§ **TASKS TO COMPLETE**:
[A] In the text about Blatt's awards, name every person credited as sharing an award with Blatt.
[B] Translate this sentence from the text about Blatt's awards into Spanish: "Blatt received awards for Distinguished Contributions to Research from Division 12 (Clinical Psychology) and Division 39 (Psychoanalysis) of the American Psychological Association, the Bruno Klopfer and Marguerite Hertz Awards of the Society for Personality Assessment for Distinguished Contributions to Personality Assessment, the Hans H. Strupp and the Otto Weininger Awards for Distinguished Contributions to Psychoanalysis, the 1995 Outstanding Scientific Paper Award (with Golan Shahar) from the American Psychoanalytic Association, the Founder's Distinguished Teaching Prize from the Western New England Institute for Psychoanalysis, the Distinguished Contributions Award from the Committee on Research and Special Training (CORST) of the American Psychoanalytic Association, the Exceptional Research Award (with P. Luyten, N. Vielgen, and B. Van Houdenhave) from the International Psychoanalytic Association, and the Mary S, Sigourney Award for Distinguished Contributions to Psychoanalytic Theory and Research."
[C] Carry the text about Blatt's awards forward from its final sentence.
#### TEXT SECTION
Blatt received awards for Distinguished Contributions to Research from Division 12 (Clinical Psychology) and Division 39 (Psychoanalysis) of the American Psychological Association, the Bruno Klopfer and Marguerite Hertz Awards of the Society for Personality Assessment for Distinguished Contributions to Personality Assessment, the Hans H. Strupp and the Otto Weininger Awards for Distinguished Contributions to Psychoanalysis, the 1995 Outstanding Scientific Paper Award (with Golan Shahar) from the American Psychoanalytic Association, the Founder's Distinguished Teaching Prize from the Western New England Institute for Psychoanalysis, the Distinguished Contributions Award from the Committee on Research and Special Training (CORST) of the American Psychoanalytic Association, the Exceptional Research Award (with P. Luyten, N. Vielgen, and B. Van Houdenhave) from the International Psychoanalytic Association, and the Mary S, Sigourney Award for Distinguished Contributions to Psychoanalytic Theory and Research.
########
#### DATASET ENTRIES
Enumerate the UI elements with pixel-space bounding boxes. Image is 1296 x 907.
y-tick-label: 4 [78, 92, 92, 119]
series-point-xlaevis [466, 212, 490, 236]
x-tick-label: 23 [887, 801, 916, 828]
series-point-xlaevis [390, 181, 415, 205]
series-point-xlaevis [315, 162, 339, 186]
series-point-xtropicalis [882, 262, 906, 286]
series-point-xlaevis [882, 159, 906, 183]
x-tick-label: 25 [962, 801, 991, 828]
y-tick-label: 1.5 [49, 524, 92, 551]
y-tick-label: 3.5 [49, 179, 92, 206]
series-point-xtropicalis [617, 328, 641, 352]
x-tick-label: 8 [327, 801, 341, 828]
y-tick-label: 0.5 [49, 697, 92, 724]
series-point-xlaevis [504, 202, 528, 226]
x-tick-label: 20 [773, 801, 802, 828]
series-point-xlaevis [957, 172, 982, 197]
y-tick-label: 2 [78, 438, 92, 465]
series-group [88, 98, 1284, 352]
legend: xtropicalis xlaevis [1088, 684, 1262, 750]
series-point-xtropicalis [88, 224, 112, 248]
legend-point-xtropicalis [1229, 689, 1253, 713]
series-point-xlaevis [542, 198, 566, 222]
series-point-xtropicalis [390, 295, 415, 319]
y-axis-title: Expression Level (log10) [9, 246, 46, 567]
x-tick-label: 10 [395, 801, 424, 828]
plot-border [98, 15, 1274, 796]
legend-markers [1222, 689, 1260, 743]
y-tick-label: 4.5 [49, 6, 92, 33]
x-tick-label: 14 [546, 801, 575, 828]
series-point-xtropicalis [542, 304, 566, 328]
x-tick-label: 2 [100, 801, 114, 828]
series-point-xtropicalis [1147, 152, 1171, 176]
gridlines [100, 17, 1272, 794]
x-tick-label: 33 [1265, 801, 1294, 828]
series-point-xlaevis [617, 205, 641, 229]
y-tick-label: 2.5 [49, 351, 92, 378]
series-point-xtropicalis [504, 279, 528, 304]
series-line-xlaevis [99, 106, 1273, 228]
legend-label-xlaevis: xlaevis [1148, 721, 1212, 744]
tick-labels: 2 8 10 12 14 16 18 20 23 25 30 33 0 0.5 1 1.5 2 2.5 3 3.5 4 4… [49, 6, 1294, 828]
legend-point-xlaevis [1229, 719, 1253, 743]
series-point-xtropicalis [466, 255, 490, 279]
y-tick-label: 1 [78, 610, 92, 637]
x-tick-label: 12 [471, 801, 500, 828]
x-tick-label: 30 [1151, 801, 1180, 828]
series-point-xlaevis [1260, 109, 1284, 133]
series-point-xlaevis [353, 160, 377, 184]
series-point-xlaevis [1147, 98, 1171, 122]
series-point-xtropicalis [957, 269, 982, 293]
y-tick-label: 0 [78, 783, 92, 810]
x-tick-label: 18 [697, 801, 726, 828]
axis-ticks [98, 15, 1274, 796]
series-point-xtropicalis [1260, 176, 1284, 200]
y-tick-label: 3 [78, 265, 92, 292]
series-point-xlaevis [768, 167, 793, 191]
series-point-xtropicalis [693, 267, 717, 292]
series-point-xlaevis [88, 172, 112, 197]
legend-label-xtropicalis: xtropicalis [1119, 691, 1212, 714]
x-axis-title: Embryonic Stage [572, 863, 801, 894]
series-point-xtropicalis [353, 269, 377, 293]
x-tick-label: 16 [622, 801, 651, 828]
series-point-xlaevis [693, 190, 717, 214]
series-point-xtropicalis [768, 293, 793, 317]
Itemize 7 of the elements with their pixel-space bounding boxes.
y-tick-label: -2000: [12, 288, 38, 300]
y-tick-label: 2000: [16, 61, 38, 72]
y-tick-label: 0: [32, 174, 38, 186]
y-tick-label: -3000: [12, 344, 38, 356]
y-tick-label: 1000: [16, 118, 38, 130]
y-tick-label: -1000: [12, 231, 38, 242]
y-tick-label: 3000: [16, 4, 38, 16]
########
§ **ANSWER LIST**:
[A]
- Golan Shahar
- P. Luyten
- N. Vielgen
- B. Van Houdenhave

[B] Blatt recibió premios por Contribuciones Distinguidas a la Investigación de la División 12 (Psicología Clínica) y la División 39 (Psicoanálisis) de la Asociación Americana de Psicología, los Premios Bruno Klopfer y Marguerite Hertz de la Sociedad para la Evaluación de la Personalidad por Contribuciones Distinguidas a la Evaluación de la Personalidad, los Premios Hans H. Strupp y Otto Weininger por Contribuciones Distinguidas al Psicoanálisis, el Premio al Artículo Científico Destacado de 1995 (con Golan Shahar) de la Asociación Psicoanalítica Americana, el Premio del Fundador a la Enseñanza Distinguida del Instituto de Psicoanálisis de Western New England, el Premio a Contribuciones Distinguidas del Comité de Investigación y Formación Especial (CORST) de la Asociación Psicoanalítica Americana, el Premio a la Investigación Excepcional (con P. Luyten, N. Vielgen y B. Van Houdenhave) de la Asociación Psicoanalítica Internacional, y el Premio Mary S, Sigourney por Contribuciones Distinguidas a la Teoría y la Investigación Psicoanalíticas.

[C]
==Theory==

===Two Configurations Approach to Depression===
Blatt began to develop his two configurations model of depression and, later, more broadly, of personality functioning, during his psychoanalytic training, when he noticed that two of his psychoanalytic control cases shared the same diagnosis, depression, but were very different with regard to their outward behavior and their predominant motivations or psychodynamics. The first patient was preoccupied with issues of interpersonal relatedness; she felt unloved and feared being abandoned. Her behavioral style could be characterized as dependent. The second patient had profound feelings of guilt and worthlessness despite a history of significant professional accomplishment. He was deeply self-critical. Blatt labeled these two types of depression anaclitic and introjective, respectively. The term anaclitic refers to the basic need to lean upon others and to form interpersonal bonds and relationships with them. The term introjective refers to the excessive harshness of superego introjects in individuals with self-critical depression. At about the same time, Blatt, with a graduate student Joseph D’Afflitti, developed the Depressive Experiences Questionnaire (DEQ), a self-report measure that assesses the daily life experiences, rather than the overt symptomatology, of depressed people. Analysis of the DEQ revealed three factors, the first two matching Blatt's theoretical understanding of anaclitic and introjective dimensions in depression. A third factor representing competency, strength, and belief in oneself, was termed efficacy. The DEQ has been used extensively not only to study aspects of clinical depression but also to explore nonclinical depressive experiences.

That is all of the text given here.